Data items
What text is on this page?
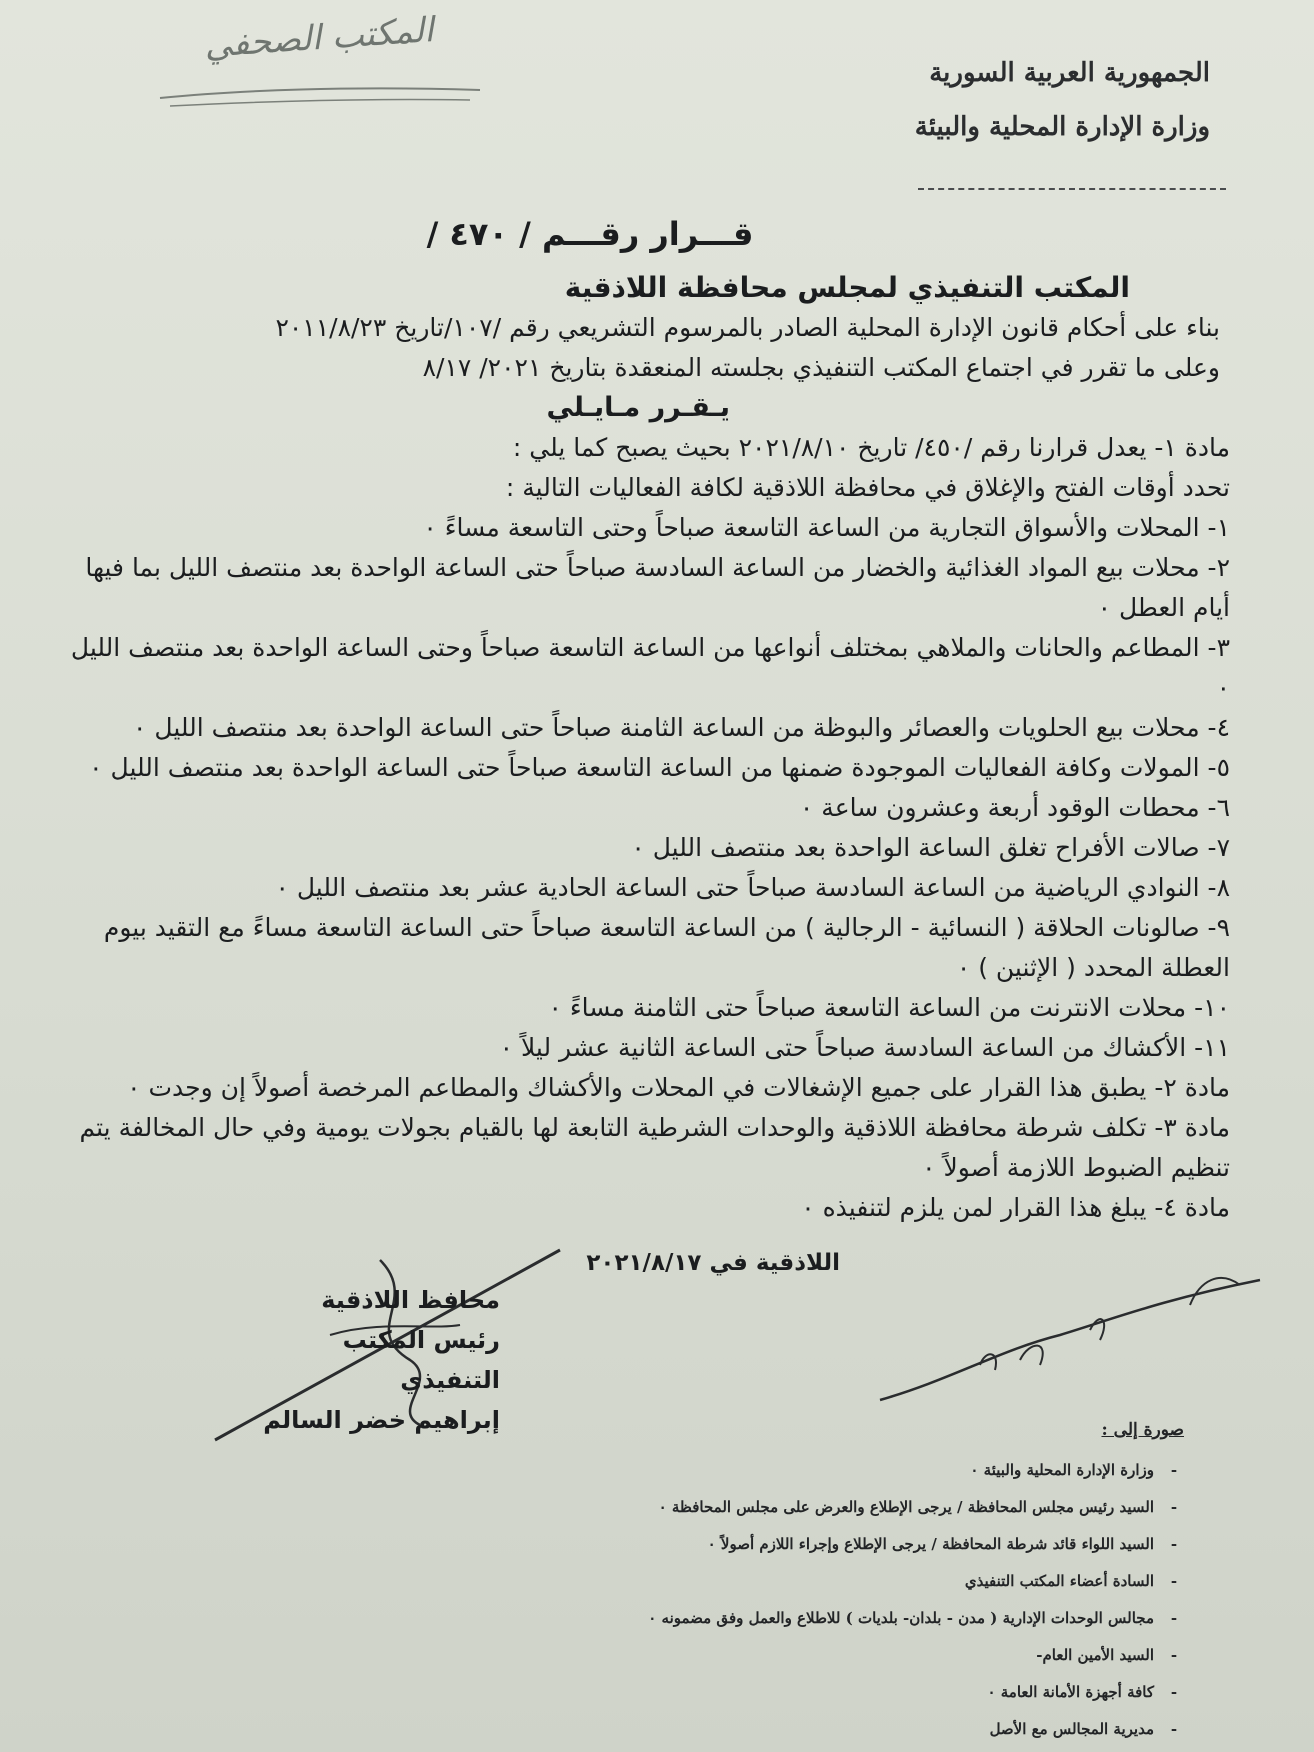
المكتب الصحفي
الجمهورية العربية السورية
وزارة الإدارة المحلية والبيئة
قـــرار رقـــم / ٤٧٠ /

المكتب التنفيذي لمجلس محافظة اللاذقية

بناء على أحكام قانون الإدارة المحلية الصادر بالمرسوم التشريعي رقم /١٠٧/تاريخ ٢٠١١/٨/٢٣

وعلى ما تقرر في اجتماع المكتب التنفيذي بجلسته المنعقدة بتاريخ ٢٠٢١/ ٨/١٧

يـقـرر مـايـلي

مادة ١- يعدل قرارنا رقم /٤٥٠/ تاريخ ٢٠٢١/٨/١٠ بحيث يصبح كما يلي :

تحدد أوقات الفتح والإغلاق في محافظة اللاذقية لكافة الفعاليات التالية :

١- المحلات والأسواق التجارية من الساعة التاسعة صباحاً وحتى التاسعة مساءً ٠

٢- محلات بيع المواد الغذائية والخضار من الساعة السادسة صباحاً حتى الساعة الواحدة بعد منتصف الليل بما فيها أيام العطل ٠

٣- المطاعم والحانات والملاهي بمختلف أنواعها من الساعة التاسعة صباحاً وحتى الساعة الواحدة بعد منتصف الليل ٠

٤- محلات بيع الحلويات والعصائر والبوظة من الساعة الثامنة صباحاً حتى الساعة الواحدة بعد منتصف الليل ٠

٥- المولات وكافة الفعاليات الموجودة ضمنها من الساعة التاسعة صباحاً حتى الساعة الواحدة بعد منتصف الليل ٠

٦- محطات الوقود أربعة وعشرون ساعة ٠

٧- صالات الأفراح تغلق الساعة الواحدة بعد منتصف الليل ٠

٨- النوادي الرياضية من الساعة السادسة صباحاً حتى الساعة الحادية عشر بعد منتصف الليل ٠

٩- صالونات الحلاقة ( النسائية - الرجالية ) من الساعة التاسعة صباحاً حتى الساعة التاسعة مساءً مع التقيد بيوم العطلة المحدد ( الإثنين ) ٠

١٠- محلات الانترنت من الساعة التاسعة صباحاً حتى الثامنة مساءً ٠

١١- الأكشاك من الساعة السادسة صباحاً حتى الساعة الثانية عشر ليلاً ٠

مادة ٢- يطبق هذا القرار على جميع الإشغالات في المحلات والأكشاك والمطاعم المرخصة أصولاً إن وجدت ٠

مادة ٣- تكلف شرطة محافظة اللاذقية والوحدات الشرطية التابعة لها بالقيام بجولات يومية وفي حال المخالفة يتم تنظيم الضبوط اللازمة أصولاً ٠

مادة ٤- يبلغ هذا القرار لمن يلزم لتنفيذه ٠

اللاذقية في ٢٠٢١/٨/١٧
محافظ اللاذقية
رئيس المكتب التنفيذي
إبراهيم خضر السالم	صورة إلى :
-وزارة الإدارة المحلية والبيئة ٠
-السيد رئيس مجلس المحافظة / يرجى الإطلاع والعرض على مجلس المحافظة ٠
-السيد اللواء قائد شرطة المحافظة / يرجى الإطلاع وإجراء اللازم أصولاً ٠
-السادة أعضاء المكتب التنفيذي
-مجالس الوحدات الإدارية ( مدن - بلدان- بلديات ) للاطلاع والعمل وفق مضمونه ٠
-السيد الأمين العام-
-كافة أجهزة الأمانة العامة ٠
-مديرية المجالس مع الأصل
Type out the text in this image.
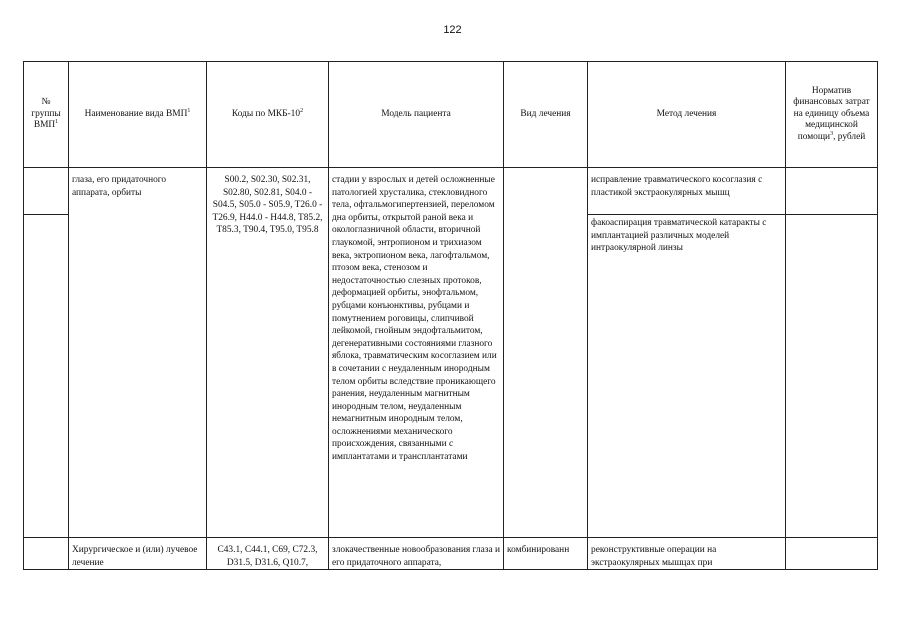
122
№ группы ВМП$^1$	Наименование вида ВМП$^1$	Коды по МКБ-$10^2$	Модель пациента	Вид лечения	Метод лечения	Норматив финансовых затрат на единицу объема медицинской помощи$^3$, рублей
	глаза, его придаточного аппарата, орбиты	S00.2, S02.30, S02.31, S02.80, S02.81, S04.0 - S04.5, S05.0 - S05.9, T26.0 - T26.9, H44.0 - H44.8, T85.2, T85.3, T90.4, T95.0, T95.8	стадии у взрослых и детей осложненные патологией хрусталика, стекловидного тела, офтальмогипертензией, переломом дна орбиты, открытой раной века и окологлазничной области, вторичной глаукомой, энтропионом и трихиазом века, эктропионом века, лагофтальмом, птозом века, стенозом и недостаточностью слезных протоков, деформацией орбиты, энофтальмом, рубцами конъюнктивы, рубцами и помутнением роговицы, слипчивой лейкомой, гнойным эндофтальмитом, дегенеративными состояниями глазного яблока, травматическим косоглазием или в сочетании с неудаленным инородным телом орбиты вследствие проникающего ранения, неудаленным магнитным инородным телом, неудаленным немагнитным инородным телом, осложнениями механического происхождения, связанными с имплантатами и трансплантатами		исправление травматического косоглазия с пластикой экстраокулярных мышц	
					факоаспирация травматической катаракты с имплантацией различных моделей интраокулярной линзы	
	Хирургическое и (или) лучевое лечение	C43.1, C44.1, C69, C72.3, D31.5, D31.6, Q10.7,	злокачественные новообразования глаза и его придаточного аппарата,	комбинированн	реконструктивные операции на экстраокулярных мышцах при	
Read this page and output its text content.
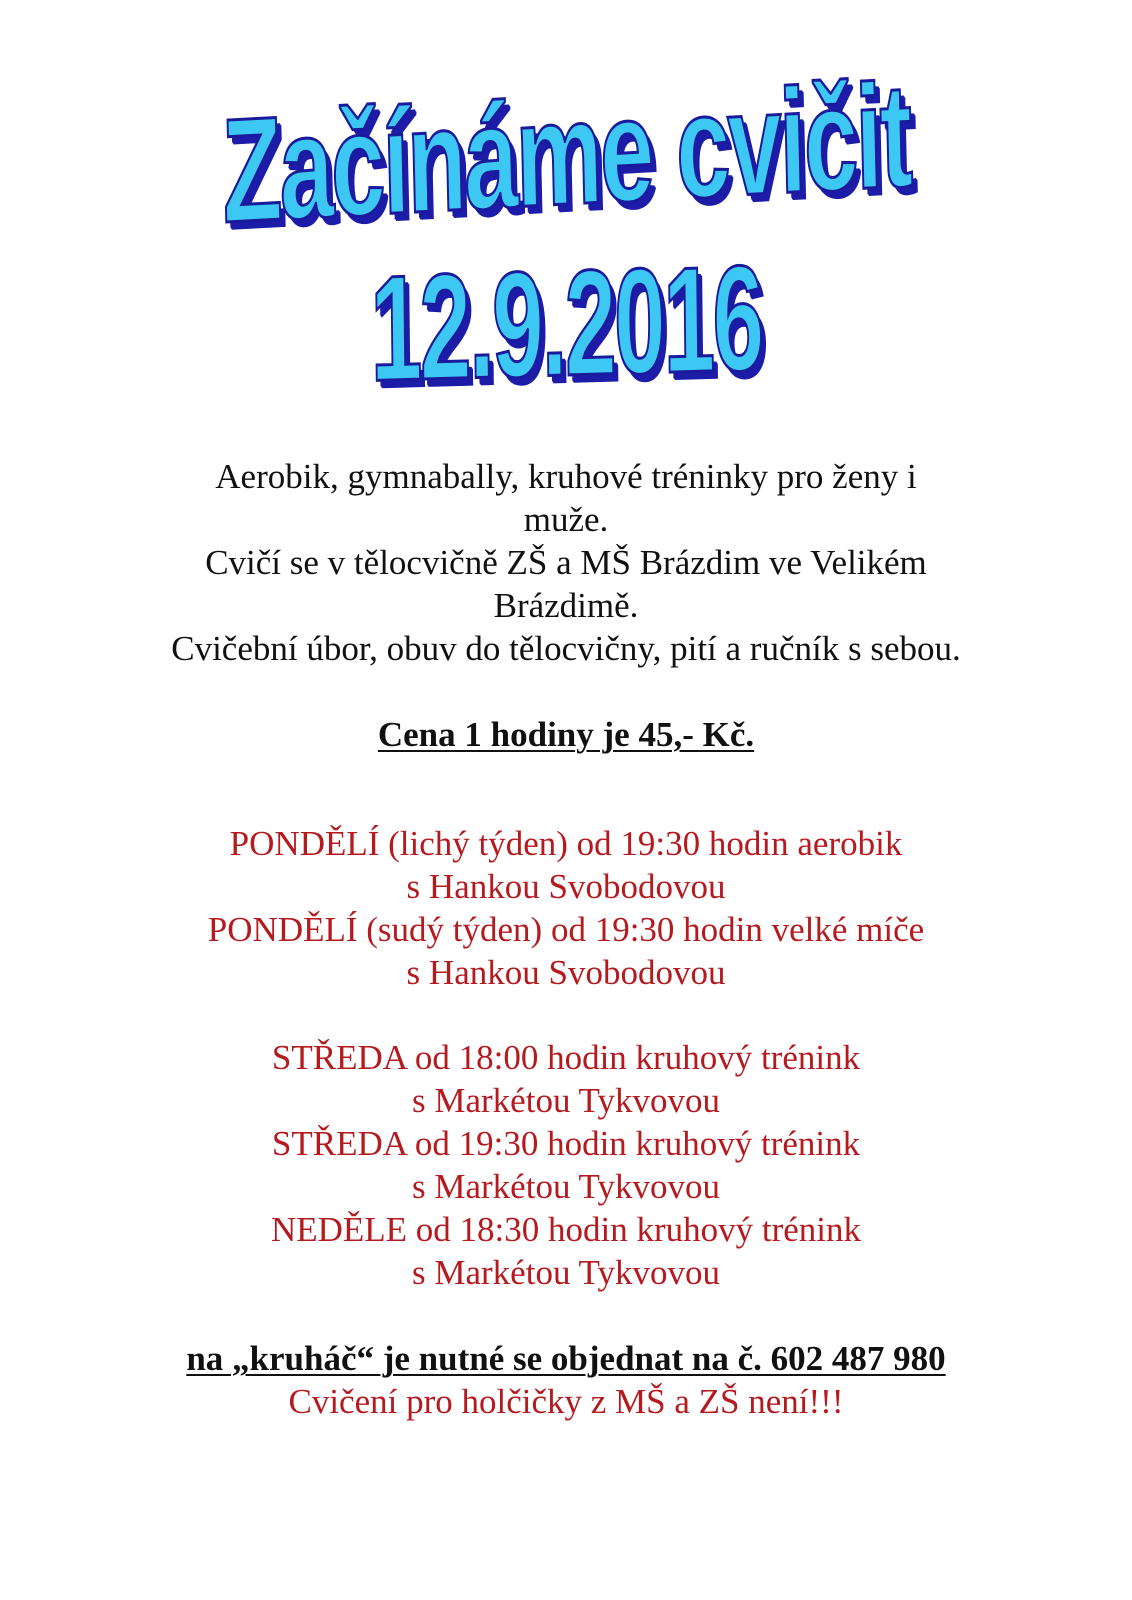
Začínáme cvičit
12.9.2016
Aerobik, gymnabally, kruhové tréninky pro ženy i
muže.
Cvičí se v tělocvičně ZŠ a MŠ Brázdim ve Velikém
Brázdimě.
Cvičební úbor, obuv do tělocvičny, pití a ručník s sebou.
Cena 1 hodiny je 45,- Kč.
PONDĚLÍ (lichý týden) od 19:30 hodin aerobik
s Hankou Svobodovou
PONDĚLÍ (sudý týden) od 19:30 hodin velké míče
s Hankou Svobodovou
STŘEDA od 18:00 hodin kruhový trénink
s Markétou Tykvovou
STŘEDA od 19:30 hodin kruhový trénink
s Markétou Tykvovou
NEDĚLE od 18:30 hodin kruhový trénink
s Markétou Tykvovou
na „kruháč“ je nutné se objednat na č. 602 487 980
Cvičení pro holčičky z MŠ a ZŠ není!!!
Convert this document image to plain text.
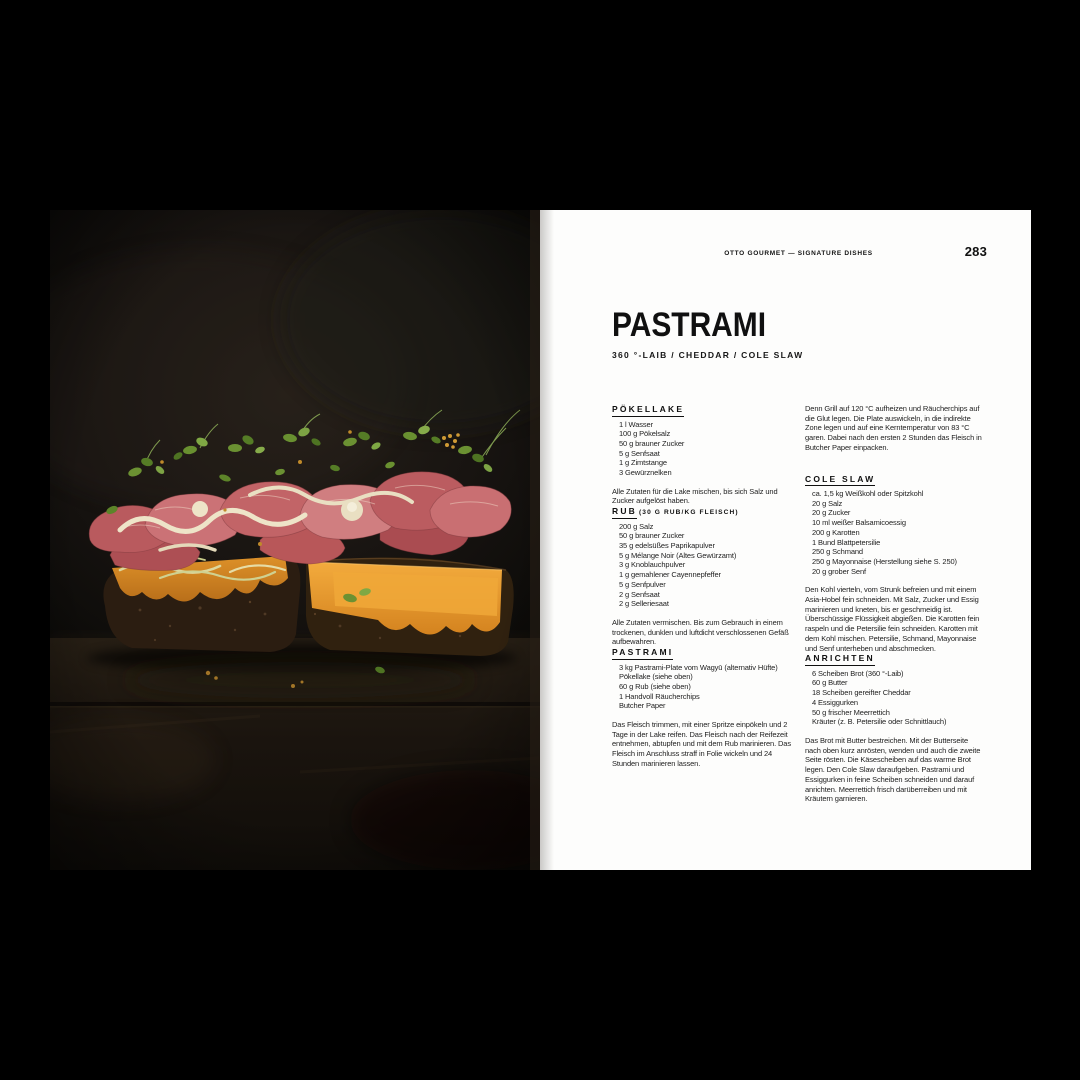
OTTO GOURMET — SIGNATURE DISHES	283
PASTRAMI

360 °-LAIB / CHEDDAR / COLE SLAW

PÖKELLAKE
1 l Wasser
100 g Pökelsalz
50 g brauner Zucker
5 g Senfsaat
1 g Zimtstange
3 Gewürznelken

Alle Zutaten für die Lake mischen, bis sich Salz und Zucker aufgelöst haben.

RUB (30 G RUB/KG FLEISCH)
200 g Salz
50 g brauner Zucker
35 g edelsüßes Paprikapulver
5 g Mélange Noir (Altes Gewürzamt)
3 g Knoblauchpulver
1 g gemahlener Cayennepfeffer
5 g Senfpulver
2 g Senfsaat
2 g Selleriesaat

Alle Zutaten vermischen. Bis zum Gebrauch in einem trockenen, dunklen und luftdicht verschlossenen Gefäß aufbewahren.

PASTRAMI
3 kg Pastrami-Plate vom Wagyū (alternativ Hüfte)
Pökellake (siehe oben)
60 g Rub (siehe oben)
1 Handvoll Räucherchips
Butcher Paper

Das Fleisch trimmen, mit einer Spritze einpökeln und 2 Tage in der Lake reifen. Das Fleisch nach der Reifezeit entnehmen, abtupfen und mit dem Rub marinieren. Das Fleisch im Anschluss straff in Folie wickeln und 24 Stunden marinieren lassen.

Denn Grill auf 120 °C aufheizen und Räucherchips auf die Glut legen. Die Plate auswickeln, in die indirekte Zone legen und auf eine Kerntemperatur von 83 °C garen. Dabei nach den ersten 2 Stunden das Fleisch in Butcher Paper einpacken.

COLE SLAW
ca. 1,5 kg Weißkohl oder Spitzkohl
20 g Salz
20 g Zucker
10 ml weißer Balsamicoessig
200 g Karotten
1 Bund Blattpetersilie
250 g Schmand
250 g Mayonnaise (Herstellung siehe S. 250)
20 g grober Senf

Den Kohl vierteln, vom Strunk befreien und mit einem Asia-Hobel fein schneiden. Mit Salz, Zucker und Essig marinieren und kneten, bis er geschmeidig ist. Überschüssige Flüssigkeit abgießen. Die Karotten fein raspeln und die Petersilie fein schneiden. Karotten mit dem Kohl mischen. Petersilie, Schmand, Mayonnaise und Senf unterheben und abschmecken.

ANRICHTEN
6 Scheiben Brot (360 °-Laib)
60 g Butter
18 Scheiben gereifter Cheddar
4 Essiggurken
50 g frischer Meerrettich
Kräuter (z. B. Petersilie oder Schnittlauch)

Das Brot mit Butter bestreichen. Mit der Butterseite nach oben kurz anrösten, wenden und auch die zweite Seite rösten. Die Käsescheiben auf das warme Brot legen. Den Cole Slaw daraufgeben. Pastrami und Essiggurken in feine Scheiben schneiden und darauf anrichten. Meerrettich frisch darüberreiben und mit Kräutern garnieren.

**Task brief:** Identify every line above that includes the word "المكتب", and show those lines.

**Solution below:**
المكتب الصحفي
المكتب التنفيذي لمجلس محافظة اللاذقية
وعلى ما تقرر في اجتماع المكتب التنفيذي بجلسته المنعقدة بتاريخ ٢٠٢١/ ٨/١٧
رئيس المكتب التنفيذي
-السادة أعضاء المكتب التنفيذي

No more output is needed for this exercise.